• _Data for this exercise_
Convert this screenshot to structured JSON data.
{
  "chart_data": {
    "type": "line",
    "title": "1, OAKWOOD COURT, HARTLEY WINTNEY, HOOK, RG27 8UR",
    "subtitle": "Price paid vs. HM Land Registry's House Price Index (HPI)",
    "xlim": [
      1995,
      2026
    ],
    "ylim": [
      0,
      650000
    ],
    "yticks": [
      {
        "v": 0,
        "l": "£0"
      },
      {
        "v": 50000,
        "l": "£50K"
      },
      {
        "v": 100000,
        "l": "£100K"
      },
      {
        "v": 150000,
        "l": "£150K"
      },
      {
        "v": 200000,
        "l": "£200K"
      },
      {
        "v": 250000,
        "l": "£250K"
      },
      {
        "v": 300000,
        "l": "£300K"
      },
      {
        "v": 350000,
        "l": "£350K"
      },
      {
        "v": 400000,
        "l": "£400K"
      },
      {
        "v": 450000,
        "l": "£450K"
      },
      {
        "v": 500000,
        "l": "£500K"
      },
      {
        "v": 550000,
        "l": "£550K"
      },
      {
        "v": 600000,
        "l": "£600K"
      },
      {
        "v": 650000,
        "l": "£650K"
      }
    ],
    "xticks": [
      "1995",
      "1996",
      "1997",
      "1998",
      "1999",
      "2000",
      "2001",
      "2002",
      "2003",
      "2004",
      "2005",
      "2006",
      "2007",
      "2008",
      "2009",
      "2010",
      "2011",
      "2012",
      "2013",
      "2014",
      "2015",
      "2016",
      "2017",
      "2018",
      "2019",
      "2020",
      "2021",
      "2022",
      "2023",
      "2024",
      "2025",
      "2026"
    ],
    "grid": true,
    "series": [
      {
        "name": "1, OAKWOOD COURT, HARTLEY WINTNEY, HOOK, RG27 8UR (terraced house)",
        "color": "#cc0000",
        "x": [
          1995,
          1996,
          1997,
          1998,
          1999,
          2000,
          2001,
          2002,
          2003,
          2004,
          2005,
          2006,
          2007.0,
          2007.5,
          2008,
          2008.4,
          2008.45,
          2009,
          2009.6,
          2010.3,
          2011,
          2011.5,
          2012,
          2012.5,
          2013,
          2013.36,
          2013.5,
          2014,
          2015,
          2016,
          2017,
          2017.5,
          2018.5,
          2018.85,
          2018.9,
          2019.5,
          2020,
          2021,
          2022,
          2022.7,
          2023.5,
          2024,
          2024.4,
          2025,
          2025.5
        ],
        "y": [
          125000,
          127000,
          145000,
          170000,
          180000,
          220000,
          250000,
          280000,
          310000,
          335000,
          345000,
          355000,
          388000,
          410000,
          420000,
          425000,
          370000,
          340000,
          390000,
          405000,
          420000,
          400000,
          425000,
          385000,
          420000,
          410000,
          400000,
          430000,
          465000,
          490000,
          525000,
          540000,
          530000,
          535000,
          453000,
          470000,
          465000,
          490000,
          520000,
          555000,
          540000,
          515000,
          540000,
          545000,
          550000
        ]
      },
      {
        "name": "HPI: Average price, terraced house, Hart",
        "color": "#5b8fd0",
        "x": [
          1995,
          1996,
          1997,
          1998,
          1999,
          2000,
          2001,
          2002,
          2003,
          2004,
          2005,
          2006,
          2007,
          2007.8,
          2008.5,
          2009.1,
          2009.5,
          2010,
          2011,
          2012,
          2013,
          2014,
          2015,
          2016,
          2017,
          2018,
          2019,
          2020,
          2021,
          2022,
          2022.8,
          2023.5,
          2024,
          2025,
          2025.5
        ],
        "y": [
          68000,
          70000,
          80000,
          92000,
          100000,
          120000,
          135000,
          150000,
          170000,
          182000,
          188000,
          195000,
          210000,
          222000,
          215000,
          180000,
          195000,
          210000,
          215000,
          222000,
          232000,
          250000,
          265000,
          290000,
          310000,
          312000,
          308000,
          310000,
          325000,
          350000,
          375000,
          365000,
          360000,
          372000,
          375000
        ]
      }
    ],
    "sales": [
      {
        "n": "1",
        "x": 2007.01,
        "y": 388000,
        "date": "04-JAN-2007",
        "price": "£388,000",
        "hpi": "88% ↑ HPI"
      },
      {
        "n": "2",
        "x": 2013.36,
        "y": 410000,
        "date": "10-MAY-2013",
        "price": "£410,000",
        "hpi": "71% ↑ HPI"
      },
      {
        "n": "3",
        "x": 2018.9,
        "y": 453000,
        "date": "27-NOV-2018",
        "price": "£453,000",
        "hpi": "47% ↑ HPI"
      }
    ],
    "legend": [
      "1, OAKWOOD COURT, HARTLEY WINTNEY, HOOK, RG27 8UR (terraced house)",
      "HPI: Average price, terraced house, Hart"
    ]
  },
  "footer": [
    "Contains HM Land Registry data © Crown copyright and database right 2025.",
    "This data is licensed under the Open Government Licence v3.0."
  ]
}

• _Exercise prompt_
Transcribe the entire listing above precisely.

• _Problem solution_
Convert this screenshot to structured JSON data.
{
  "chart_data": {
    "type": "line",
    "title": "1, OAKWOOD COURT, HARTLEY WINTNEY, HOOK, RG27 8UR",
    "subtitle": "Price paid vs. HM Land Registry's House Price Index (HPI)",
    "xlim": [
      1995,
      2026
    ],
    "ylim": [
      0,
      650000
    ],
    "yticks": [
      {
        "v": 0,
        "l": "£0"
      },
      {
        "v": 50000,
        "l": "£50K"
      },
      {
        "v": 100000,
        "l": "£100K"
      },
      {
        "v": 150000,
        "l": "£150K"
      },
      {
        "v": 200000,
        "l": "£200K"
      },
      {
        "v": 250000,
        "l": "£250K"
      },
      {
        "v": 300000,
        "l": "£300K"
      },
      {
        "v": 350000,
        "l": "£350K"
      },
      {
        "v": 400000,
        "l": "£400K"
      },
      {
        "v": 450000,
        "l": "£450K"
      },
      {
        "v": 500000,
        "l": "£500K"
      },
      {
        "v": 550000,
        "l": "£550K"
      },
      {
        "v": 600000,
        "l": "£600K"
      },
      {
        "v": 650000,
        "l": "£650K"
      }
    ],
    "xticks": [
      "1995",
      "1996",
      "1997",
      "1998",
      "1999",
      "2000",
      "2001",
      "2002",
      "2003",
      "2004",
      "2005",
      "2006",
      "2007",
      "2008",
      "2009",
      "2010",
      "2011",
      "2012",
      "2013",
      "2014",
      "2015",
      "2016",
      "2017",
      "2018",
      "2019",
      "2020",
      "2021",
      "2022",
      "2023",
      "2024",
      "2025",
      "2026"
    ],
    "grid": true,
    "series": [
      {
        "name": "1, OAKWOOD COURT, HARTLEY WINTNEY, HOOK, RG27 8UR (terraced house)",
        "color": "#cc0000",
        "x": [
          1995,
          1996,
          1997,
          1998,
          1999,
          2000,
          2001,
          2002,
          2003,
          2004,
          2005,
          2006,
          2007.0,
          2007.5,
          2008,
          2008.4,
          2008.45,
          2009,
          2009.6,
          2010.3,
          2011,
          2011.5,
          2012,
          2012.5,
          2013,
          2013.36,
          2013.5,
          2014,
          2015,
          2016,
          2017,
          2017.5,
          2018.5,
          2018.85,
          2018.9,
          2019.5,
          2020,
          2021,
          2022,
          2022.7,
          2023.5,
          2024,
          2024.4,
          2025,
          2025.5
        ],
        "y": [
          125000,
          127000,
          145000,
          170000,
          180000,
          220000,
          250000,
          280000,
          310000,
          335000,
          345000,
          355000,
          388000,
          410000,
          420000,
          425000,
          370000,
          340000,
          390000,
          405000,
          420000,
          400000,
          425000,
          385000,
          420000,
          410000,
          400000,
          430000,
          465000,
          490000,
          525000,
          540000,
          530000,
          535000,
          453000,
          470000,
          465000,
          490000,
          520000,
          555000,
          540000,
          515000,
          540000,
          545000,
          550000
        ]
      },
      {
        "name": "HPI: Average price, terraced house, Hart",
        "color": "#5b8fd0",
        "x": [
          1995,
          1996,
          1997,
          1998,
          1999,
          2000,
          2001,
          2002,
          2003,
          2004,
          2005,
          2006,
          2007,
          2007.8,
          2008.5,
          2009.1,
          2009.5,
          2010,
          2011,
          2012,
          2013,
          2014,
          2015,
          2016,
          2017,
          2018,
          2019,
          2020,
          2021,
          2022,
          2022.8,
          2023.5,
          2024,
          2025,
          2025.5
        ],
        "y": [
          68000,
          70000,
          80000,
          92000,
          100000,
          120000,
          135000,
          150000,
          170000,
          182000,
          188000,
          195000,
          210000,
          222000,
          215000,
          180000,
          195000,
          210000,
          215000,
          222000,
          232000,
          250000,
          265000,
          290000,
          310000,
          312000,
          308000,
          310000,
          325000,
          350000,
          375000,
          365000,
          360000,
          372000,
          375000
        ]
      }
    ],
    "sales": [
      {
        "n": "1",
        "x": 2007.01,
        "y": 388000,
        "date": "04-JAN-2007",
        "price": "£388,000",
        "hpi": "88% ↑ HPI"
      },
      {
        "n": "2",
        "x": 2013.36,
        "y": 410000,
        "date": "10-MAY-2013",
        "price": "£410,000",
        "hpi": "71% ↑ HPI"
      },
      {
        "n": "3",
        "x": 2018.9,
        "y": 453000,
        "date": "27-NOV-2018",
        "price": "£453,000",
        "hpi": "47% ↑ HPI"
      }
    ],
    "legend": [
      "1, OAKWOOD COURT, HARTLEY WINTNEY, HOOK, RG27 8UR (terraced house)",
      "HPI: Average price, terraced house, Hart"
    ]
  },
  "footer": [
    "Contains HM Land Registry data © Crown copyright and database right 2025.",
    "This data is licensed under the Open Government Licence v3.0."
  ]
}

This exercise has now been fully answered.